TASK PROMPT » Copy the items from the start through the line containing "ql-icon[interactable]: [139, 748, 155, 764]", including both of those lines.

───

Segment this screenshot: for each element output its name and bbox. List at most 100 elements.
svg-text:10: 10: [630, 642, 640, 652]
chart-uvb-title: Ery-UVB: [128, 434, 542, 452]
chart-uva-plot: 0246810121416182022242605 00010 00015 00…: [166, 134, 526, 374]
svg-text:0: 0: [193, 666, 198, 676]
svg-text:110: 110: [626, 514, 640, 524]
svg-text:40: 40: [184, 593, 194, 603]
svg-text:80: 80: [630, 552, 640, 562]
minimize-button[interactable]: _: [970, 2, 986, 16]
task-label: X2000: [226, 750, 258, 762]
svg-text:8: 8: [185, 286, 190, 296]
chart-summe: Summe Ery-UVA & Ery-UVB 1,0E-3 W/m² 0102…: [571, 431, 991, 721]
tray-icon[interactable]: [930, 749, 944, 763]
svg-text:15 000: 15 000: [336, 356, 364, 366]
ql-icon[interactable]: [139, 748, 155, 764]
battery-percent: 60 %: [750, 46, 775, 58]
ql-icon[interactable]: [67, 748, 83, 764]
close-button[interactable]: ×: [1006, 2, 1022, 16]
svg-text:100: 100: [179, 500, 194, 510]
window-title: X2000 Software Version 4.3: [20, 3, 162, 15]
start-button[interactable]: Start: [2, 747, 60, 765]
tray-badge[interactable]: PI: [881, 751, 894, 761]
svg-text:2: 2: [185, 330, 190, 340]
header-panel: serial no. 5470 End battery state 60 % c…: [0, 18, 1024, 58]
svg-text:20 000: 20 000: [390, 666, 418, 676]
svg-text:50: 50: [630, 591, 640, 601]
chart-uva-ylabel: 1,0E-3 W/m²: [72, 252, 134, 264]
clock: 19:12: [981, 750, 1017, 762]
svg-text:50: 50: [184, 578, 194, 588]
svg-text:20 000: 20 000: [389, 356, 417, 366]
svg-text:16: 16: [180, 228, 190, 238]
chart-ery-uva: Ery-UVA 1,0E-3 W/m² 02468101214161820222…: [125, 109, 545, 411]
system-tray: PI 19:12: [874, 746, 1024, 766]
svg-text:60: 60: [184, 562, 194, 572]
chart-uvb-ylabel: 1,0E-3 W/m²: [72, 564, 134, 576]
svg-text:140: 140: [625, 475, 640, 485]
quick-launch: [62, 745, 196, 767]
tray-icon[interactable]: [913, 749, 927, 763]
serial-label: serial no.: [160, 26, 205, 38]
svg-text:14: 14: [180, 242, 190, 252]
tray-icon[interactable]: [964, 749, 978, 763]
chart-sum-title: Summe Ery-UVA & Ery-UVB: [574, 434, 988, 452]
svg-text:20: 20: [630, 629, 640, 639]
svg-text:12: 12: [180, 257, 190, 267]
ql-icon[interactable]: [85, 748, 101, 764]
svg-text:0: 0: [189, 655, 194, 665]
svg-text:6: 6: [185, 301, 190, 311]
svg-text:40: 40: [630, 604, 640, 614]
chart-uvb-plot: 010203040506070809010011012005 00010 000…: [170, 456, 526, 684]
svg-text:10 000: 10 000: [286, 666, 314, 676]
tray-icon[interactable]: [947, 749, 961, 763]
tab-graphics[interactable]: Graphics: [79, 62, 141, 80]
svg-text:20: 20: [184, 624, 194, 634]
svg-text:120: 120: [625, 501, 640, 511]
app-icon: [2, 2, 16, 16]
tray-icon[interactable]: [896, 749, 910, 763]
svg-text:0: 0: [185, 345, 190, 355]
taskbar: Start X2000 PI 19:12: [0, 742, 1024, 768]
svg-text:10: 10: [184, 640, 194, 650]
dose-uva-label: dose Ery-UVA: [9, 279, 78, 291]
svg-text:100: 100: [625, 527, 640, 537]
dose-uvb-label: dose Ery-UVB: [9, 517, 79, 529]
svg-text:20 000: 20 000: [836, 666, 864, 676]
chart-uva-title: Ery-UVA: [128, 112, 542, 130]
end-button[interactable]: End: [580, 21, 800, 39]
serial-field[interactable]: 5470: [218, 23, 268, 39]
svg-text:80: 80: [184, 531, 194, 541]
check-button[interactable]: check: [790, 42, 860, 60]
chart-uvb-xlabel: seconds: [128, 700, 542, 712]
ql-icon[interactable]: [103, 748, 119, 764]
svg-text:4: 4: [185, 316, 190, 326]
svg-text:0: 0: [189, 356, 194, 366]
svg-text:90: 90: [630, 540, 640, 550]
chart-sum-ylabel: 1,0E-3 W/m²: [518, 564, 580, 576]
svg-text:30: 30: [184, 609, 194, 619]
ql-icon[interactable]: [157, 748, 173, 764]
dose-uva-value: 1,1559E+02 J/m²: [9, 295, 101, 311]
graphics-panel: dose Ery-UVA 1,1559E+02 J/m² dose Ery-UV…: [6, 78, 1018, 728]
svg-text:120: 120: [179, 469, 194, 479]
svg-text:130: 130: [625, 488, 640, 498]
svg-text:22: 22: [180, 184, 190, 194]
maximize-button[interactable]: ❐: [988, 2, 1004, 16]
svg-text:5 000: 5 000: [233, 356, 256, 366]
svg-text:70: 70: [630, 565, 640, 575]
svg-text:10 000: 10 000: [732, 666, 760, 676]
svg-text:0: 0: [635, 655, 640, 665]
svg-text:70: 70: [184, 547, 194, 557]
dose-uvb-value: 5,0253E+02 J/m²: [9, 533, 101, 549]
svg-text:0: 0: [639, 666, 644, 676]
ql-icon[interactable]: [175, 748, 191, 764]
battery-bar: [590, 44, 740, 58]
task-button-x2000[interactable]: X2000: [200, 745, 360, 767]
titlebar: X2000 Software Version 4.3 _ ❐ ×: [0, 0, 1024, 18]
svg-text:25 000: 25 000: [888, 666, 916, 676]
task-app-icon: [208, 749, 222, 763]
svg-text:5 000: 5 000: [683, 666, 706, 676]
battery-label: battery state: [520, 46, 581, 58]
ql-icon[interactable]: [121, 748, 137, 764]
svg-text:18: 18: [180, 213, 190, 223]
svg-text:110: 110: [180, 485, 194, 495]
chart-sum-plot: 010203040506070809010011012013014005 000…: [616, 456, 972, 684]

───

WRITTEN RESPONSE »
Segment this screenshot: for each element output its name and bbox. List at most 100 elements.
svg-text:10: 10: [630, 642, 640, 652]
chart-uvb-title: Ery-UVB: [128, 434, 542, 452]
chart-uva-plot: 0246810121416182022242605 00010 00015 00…: [166, 134, 526, 374]
svg-text:0: 0: [193, 666, 198, 676]
svg-text:110: 110: [626, 514, 640, 524]
svg-text:40: 40: [184, 593, 194, 603]
svg-text:80: 80: [630, 552, 640, 562]
minimize-button[interactable]: _: [970, 2, 986, 16]
task-label: X2000: [226, 750, 258, 762]
svg-text:8: 8: [185, 286, 190, 296]
chart-summe: Summe Ery-UVA & Ery-UVB 1,0E-3 W/m² 0102…: [571, 431, 991, 721]
tray-icon[interactable]: [930, 749, 944, 763]
svg-text:15 000: 15 000: [336, 356, 364, 366]
ql-icon[interactable]: [139, 748, 155, 764]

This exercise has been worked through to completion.